* _Exercise requirements_: Copy the lines verbatim, beginning with the line that contains "Give me a plain-text" and continuing through the end of the data, and only those lines.

* _Input for this task_:

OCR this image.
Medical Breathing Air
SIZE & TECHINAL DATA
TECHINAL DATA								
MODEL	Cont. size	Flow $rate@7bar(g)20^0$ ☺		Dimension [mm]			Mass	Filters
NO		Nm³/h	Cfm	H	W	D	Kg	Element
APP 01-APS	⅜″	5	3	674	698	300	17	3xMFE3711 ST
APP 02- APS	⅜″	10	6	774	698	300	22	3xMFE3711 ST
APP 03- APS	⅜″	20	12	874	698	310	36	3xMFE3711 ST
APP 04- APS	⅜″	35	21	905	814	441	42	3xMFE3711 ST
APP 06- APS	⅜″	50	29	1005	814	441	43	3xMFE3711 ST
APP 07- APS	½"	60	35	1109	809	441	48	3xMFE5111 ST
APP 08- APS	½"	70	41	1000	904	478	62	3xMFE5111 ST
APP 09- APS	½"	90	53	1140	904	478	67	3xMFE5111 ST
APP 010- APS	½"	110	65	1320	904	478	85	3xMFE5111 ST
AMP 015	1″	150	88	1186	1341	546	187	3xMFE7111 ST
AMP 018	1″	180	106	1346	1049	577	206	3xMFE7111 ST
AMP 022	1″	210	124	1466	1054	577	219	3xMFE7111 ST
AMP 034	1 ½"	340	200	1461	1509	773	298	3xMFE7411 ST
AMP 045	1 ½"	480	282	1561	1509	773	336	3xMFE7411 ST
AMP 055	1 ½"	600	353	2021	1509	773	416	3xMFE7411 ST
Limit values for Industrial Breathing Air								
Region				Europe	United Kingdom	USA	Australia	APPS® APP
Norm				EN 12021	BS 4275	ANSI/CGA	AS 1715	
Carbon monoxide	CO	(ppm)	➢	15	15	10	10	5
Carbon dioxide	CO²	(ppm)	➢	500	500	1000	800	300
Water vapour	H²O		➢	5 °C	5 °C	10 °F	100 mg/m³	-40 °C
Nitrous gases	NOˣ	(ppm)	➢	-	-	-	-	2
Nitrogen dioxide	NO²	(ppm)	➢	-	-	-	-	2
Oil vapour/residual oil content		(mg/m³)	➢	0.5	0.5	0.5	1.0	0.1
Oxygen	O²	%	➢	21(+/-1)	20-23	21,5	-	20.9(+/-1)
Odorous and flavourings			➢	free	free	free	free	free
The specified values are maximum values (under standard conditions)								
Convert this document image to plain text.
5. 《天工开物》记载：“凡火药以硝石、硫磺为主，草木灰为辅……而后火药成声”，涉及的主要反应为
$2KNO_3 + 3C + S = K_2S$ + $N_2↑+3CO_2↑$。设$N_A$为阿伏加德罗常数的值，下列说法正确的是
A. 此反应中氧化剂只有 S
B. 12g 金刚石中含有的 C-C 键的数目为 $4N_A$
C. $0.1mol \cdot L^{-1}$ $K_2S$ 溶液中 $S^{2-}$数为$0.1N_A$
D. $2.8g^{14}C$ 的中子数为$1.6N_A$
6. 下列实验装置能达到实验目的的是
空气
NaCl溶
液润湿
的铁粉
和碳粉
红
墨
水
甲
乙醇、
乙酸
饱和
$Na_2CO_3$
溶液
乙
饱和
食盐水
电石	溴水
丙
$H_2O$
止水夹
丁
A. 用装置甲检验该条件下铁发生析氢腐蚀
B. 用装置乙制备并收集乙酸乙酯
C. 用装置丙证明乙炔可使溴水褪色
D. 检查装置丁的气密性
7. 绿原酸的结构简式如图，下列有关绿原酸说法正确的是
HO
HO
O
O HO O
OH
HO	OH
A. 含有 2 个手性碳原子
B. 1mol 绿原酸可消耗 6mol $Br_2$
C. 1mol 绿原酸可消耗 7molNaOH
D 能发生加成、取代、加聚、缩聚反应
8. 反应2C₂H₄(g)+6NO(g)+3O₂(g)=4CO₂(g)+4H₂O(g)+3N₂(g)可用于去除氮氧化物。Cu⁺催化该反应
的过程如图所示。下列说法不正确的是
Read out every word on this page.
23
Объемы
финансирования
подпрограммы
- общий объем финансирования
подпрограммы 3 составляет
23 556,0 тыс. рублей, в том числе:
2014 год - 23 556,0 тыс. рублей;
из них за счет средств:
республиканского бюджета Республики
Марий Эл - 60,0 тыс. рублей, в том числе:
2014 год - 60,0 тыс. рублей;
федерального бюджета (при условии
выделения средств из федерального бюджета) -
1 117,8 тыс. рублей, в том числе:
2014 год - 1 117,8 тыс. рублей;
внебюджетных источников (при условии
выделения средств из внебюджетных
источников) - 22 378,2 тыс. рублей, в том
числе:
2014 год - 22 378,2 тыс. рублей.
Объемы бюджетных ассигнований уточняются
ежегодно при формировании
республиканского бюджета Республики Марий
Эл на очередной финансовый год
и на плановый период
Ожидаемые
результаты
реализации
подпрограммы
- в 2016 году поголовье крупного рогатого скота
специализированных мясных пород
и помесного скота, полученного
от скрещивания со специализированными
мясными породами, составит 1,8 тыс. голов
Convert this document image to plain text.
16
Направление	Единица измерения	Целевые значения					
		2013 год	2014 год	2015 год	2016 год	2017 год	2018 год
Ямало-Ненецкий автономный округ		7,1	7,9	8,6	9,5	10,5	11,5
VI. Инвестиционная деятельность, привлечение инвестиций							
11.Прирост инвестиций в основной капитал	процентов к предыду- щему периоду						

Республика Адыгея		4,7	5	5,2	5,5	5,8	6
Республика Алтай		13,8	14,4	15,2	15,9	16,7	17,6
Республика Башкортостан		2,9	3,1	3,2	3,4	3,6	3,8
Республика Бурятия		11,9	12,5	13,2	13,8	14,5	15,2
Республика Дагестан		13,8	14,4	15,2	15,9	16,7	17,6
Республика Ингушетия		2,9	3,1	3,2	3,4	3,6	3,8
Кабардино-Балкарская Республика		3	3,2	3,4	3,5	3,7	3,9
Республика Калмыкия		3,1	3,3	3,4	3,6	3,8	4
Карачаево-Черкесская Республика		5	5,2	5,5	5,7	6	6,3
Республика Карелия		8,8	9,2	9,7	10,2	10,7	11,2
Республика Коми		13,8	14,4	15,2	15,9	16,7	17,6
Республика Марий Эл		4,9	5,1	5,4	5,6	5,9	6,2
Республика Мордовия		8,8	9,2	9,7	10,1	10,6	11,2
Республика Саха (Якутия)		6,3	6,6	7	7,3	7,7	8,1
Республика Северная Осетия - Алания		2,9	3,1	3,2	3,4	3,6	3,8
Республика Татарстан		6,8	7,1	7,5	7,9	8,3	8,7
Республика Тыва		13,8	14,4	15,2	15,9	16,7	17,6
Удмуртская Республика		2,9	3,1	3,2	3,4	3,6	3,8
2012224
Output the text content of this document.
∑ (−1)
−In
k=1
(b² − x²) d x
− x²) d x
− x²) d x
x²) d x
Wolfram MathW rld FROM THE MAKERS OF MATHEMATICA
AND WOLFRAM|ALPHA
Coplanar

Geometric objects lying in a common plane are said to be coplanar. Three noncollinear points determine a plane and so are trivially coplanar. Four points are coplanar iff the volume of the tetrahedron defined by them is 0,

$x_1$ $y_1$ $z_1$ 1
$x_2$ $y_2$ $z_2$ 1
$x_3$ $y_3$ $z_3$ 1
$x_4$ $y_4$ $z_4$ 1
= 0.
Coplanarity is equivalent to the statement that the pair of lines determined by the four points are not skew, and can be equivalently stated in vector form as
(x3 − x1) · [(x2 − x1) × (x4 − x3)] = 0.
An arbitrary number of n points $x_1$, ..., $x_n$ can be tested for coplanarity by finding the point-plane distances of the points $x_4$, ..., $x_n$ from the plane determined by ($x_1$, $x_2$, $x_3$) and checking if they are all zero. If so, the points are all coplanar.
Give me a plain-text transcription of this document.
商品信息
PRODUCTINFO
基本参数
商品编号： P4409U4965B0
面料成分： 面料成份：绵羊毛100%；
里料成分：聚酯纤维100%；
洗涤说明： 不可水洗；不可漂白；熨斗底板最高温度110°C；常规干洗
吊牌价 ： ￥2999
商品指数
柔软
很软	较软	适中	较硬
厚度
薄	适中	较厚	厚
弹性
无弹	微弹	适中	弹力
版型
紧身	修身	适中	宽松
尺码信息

* _The result_:
Give me a plain-text transcription of this document.
商品信息
PRODUCTINFO
基本参数
商品编号： P4409U4965B0
面料成分： 面料成份：绵羊毛100%；
里料成分：聚酯纤维100%；
洗涤说明： 不可水洗；不可漂白；熨斗底板最高温度110°C；常规干洗
吊牌价 ： ￥2999
商品指数
柔软
很软	较软	适中	较硬
厚度
薄	适中	较厚	厚
弹性
无弹	微弹	适中	弹力
版型
紧身	修身	适中	宽松
尺码信息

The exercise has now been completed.